Exact repetition of every entry is required.

Data records for software interfaces:
________________________

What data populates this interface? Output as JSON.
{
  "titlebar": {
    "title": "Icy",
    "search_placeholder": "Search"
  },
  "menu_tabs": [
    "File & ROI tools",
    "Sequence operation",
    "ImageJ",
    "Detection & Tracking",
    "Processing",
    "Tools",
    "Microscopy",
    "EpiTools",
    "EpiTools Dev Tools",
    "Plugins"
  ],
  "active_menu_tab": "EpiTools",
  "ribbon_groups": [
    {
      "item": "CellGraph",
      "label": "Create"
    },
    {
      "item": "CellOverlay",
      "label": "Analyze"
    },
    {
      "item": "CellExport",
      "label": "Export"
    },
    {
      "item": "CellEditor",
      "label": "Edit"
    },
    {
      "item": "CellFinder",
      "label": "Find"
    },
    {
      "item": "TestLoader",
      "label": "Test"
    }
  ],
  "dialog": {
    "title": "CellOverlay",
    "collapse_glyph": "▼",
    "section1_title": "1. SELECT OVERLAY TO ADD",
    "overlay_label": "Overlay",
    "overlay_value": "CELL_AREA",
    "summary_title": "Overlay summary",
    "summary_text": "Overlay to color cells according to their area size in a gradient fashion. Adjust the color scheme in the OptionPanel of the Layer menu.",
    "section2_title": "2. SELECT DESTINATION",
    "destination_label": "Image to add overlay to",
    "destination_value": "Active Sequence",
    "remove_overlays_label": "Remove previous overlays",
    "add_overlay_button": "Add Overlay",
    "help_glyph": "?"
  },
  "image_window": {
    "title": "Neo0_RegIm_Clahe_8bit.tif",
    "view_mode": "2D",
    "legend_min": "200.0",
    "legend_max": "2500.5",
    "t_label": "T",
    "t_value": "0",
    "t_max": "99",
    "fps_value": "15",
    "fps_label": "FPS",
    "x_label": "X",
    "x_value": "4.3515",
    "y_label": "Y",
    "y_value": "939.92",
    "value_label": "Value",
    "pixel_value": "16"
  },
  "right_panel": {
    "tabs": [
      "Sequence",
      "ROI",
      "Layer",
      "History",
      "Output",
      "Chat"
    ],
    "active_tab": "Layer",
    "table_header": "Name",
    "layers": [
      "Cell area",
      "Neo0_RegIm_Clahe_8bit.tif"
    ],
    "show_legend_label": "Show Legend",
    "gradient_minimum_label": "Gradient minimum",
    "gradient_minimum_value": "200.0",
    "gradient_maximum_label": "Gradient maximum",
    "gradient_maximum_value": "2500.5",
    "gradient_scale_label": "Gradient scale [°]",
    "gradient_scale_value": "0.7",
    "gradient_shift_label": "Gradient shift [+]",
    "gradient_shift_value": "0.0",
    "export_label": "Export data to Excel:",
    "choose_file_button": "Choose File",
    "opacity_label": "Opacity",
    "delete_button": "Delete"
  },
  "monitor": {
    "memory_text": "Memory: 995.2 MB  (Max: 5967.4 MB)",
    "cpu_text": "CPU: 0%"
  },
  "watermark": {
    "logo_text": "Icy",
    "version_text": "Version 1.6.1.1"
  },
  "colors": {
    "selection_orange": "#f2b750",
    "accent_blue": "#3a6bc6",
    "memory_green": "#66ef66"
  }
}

________________________

* Answer space *
What data populates this interface? Output as JSON.
{
  "titlebar": {
    "title": "Icy",
    "search_placeholder": "Search"
  },
  "menu_tabs": [
    "File & ROI tools",
    "Sequence operation",
    "ImageJ",
    "Detection & Tracking",
    "Processing",
    "Tools",
    "Microscopy",
    "EpiTools",
    "EpiTools Dev Tools",
    "Plugins"
  ],
  "active_menu_tab": "EpiTools",
  "ribbon_groups": [
    {
      "item": "CellGraph",
      "label": "Create"
    },
    {
      "item": "CellOverlay",
      "label": "Analyze"
    },
    {
      "item": "CellExport",
      "label": "Export"
    },
    {
      "item": "CellEditor",
      "label": "Edit"
    },
    {
      "item": "CellFinder",
      "label": "Find"
    },
    {
      "item": "TestLoader",
      "label": "Test"
    }
  ],
  "dialog": {
    "title": "CellOverlay",
    "collapse_glyph": "▼",
    "section1_title": "1. SELECT OVERLAY TO ADD",
    "overlay_label": "Overlay",
    "overlay_value": "CELL_AREA",
    "summary_title": "Overlay summary",
    "summary_text": "Overlay to color cells according to their area size in a gradient fashion. Adjust the color scheme in the OptionPanel of the Layer menu.",
    "section2_title": "2. SELECT DESTINATION",
    "destination_label": "Image to add overlay to",
    "destination_value": "Active Sequence",
    "remove_overlays_label": "Remove previous overlays",
    "add_overlay_button": "Add Overlay",
    "help_glyph": "?"
  },
  "image_window": {
    "title": "Neo0_RegIm_Clahe_8bit.tif",
    "view_mode": "2D",
    "legend_min": "200.0",
    "legend_max": "2500.5",
    "t_label": "T",
    "t_value": "0",
    "t_max": "99",
    "fps_value": "15",
    "fps_label": "FPS",
    "x_label": "X",
    "x_value": "4.3515",
    "y_label": "Y",
    "y_value": "939.92",
    "value_label": "Value",
    "pixel_value": "16"
  },
  "right_panel": {
    "tabs": [
      "Sequence",
      "ROI",
      "Layer",
      "History",
      "Output",
      "Chat"
    ],
    "active_tab": "Layer",
    "table_header": "Name",
    "layers": [
      "Cell area",
      "Neo0_RegIm_Clahe_8bit.tif"
    ],
    "show_legend_label": "Show Legend",
    "gradient_minimum_label": "Gradient minimum",
    "gradient_minimum_value": "200.0",
    "gradient_maximum_label": "Gradient maximum",
    "gradient_maximum_value": "2500.5",
    "gradient_scale_label": "Gradient scale [°]",
    "gradient_scale_value": "0.7",
    "gradient_shift_label": "Gradient shift [+]",
    "gradient_shift_value": "0.0",
    "export_label": "Export data to Excel:",
    "choose_file_button": "Choose File",
    "opacity_label": "Opacity",
    "delete_button": "Delete"
  },
  "monitor": {
    "memory_text": "Memory: 995.2 MB  (Max: 5967.4 MB)",
    "cpu_text": "CPU: 0%"
  },
  "watermark": {
    "logo_text": "Icy",
    "version_text": "Version 1.6.1.1"
  },
  "colors": {
    "selection_orange": "#f2b750",
    "accent_blue": "#3a6bc6",
    "memory_green": "#66ef66"
  }
}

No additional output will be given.